▶ _SHORT EXERCISE_
For the listing below, give the number of lines in which "Shapefiles" occurs. Add nothing.

▶ _Raw records_
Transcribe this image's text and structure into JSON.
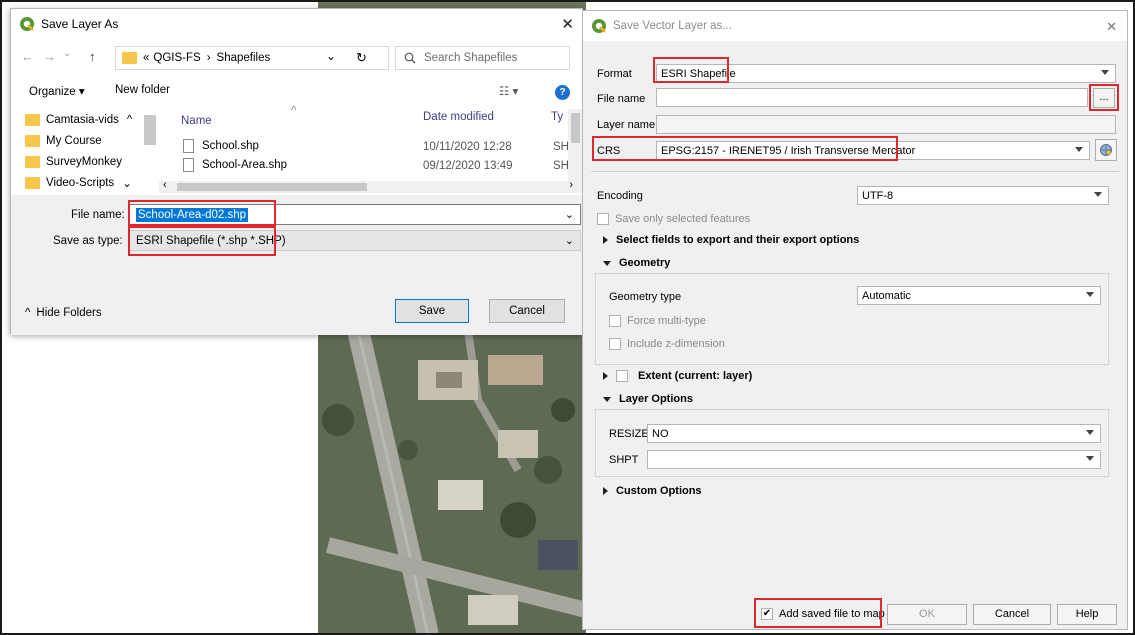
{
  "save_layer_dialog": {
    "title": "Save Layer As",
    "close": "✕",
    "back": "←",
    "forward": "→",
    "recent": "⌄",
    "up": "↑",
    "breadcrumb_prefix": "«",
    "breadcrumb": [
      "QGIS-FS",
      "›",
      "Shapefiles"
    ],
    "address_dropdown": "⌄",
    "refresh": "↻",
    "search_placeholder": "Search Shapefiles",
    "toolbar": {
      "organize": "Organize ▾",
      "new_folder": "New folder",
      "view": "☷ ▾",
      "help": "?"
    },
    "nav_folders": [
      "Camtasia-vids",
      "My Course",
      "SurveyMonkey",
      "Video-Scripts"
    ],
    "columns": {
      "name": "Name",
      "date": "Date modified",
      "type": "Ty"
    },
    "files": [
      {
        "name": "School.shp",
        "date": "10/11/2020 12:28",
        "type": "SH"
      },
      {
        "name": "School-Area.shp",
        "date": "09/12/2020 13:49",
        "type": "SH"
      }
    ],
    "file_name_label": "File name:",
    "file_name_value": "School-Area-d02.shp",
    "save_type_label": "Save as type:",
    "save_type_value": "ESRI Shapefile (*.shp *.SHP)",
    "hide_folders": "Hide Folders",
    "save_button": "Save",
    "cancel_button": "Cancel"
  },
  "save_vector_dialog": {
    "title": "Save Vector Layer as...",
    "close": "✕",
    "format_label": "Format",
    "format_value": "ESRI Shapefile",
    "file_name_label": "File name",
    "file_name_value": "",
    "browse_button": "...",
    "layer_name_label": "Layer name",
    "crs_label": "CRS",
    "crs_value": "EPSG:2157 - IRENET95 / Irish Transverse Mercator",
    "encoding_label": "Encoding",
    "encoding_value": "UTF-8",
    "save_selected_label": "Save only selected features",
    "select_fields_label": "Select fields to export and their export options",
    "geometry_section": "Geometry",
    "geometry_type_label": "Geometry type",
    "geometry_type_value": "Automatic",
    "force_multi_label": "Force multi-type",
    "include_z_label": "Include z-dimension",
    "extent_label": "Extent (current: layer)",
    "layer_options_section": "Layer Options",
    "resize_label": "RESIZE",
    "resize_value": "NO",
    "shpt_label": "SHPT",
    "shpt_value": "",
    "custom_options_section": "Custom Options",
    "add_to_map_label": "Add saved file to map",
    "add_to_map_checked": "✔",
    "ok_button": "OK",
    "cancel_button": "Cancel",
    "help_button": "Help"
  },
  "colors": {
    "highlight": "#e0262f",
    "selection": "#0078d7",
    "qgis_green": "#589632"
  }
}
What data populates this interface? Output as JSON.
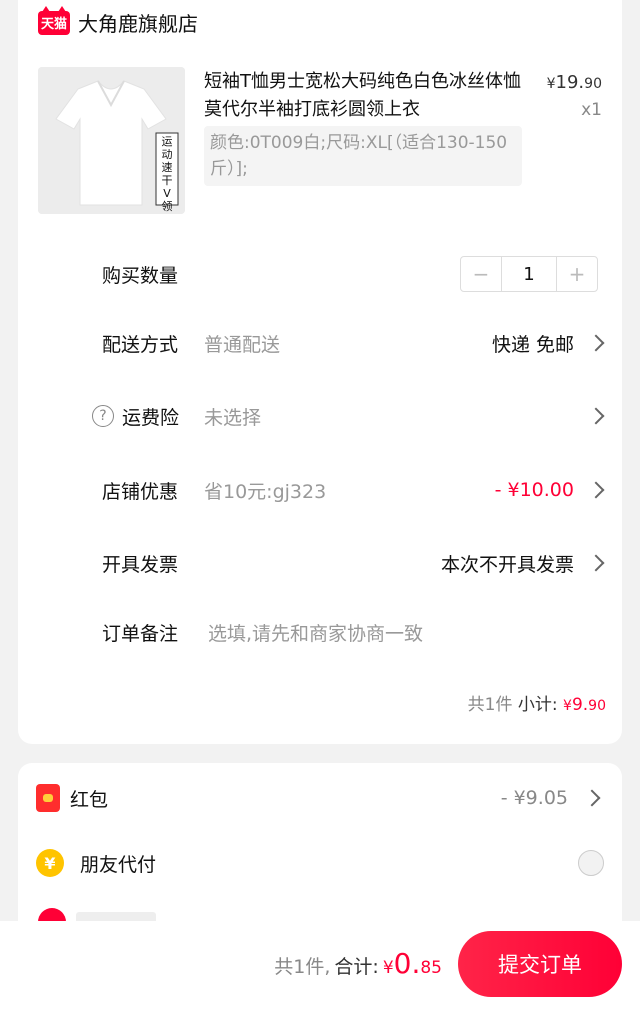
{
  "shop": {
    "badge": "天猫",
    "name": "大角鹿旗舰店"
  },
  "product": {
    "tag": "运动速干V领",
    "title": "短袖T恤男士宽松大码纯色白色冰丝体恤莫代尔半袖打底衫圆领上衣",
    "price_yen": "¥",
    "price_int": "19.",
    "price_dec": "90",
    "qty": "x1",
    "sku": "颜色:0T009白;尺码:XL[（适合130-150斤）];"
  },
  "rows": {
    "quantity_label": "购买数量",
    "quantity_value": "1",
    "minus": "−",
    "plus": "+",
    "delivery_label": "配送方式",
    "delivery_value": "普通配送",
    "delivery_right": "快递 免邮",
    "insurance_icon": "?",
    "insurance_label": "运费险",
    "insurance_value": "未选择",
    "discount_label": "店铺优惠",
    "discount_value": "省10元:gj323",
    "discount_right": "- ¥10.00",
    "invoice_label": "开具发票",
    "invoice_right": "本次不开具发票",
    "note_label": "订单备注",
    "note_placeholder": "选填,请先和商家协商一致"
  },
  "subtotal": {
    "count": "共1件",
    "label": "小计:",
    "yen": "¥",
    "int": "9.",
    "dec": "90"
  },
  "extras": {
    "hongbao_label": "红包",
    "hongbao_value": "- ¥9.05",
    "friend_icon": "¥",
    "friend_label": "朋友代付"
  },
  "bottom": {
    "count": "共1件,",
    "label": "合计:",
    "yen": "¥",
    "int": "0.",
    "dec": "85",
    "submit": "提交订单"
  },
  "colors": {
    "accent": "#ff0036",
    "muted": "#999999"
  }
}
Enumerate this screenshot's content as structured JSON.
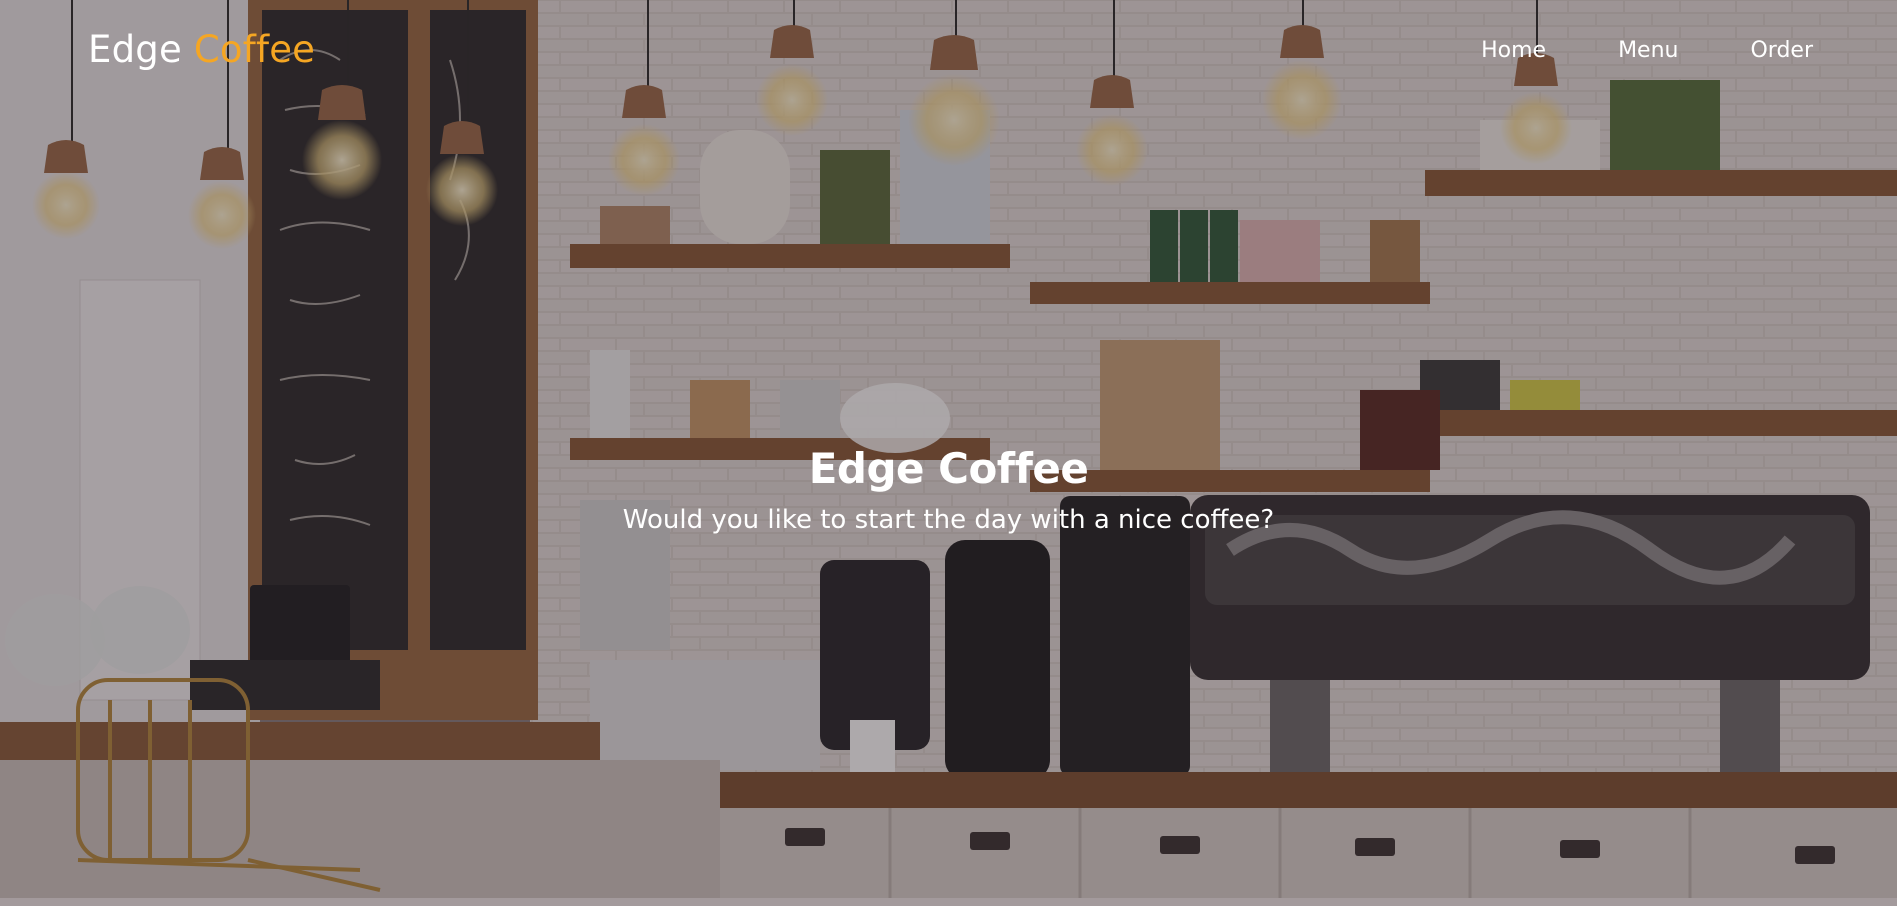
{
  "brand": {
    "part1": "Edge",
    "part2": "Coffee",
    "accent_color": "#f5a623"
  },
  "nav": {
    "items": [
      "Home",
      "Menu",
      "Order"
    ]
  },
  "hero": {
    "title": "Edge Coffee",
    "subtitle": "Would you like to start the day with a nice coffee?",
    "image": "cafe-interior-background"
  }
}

▶ _TASK OUTPUT_
2